Below are records to repeat exactly. Omit the pictures from the copy.

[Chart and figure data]
----------------

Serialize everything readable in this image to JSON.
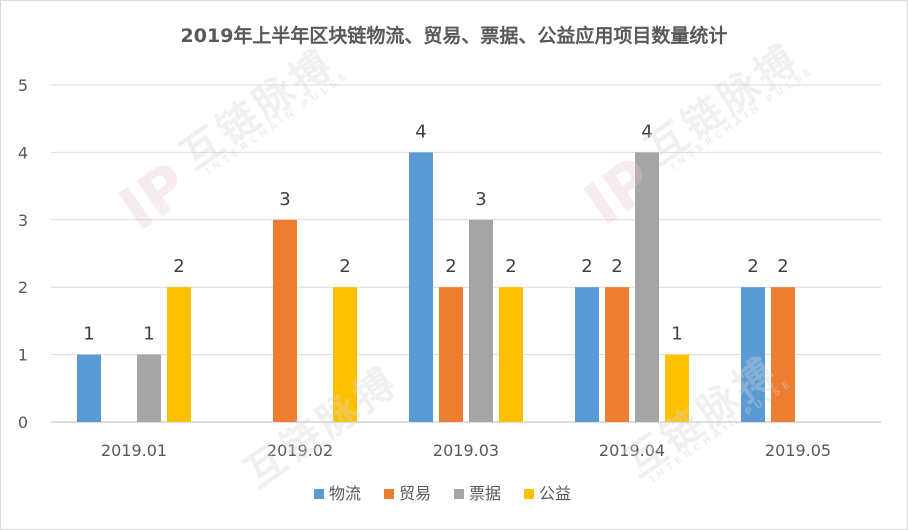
{
  "chart_data": {
    "type": "bar",
    "title": "2019年上半年区块链物流、贸易、票据、公益应用项目数量统计",
    "categories": [
      "2019.01",
      "2019.02",
      "2019.03",
      "2019.04",
      "2019.05"
    ],
    "series": [
      {
        "name": "物流",
        "color": "#5b9bd5",
        "values": [
          1,
          null,
          4,
          2,
          2
        ]
      },
      {
        "name": "贸易",
        "color": "#ed7d31",
        "values": [
          null,
          3,
          2,
          2,
          2
        ]
      },
      {
        "name": "票据",
        "color": "#a5a5a5",
        "values": [
          1,
          null,
          3,
          4,
          null
        ]
      },
      {
        "name": "公益",
        "color": "#ffc000",
        "values": [
          2,
          2,
          2,
          1,
          null
        ]
      }
    ],
    "ylim": [
      0,
      5
    ],
    "yticks": [
      0,
      1,
      2,
      3,
      4,
      5
    ],
    "grid": true,
    "legend": "bottom",
    "data_labels": true
  },
  "watermark": {
    "name_cn": "互链脉搏",
    "name_en": "INTERCHAIN PULSE",
    "logo_mark": "IP"
  }
}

----------------

Exercise solution:
Serialize everything readable in this image to JSON.
{
  "chart_data": {
    "type": "bar",
    "title": "2019年上半年区块链物流、贸易、票据、公益应用项目数量统计",
    "categories": [
      "2019.01",
      "2019.02",
      "2019.03",
      "2019.04",
      "2019.05"
    ],
    "series": [
      {
        "name": "物流",
        "color": "#5b9bd5",
        "values": [
          1,
          null,
          4,
          2,
          2
        ]
      },
      {
        "name": "贸易",
        "color": "#ed7d31",
        "values": [
          null,
          3,
          2,
          2,
          2
        ]
      },
      {
        "name": "票据",
        "color": "#a5a5a5",
        "values": [
          1,
          null,
          3,
          4,
          null
        ]
      },
      {
        "name": "公益",
        "color": "#ffc000",
        "values": [
          2,
          2,
          2,
          1,
          null
        ]
      }
    ],
    "ylim": [
      0,
      5
    ],
    "yticks": [
      0,
      1,
      2,
      3,
      4,
      5
    ],
    "grid": true,
    "legend": "bottom",
    "data_labels": true
  },
  "watermark": {
    "name_cn": "互链脉搏",
    "name_en": "INTERCHAIN PULSE",
    "logo_mark": "IP"
  }
}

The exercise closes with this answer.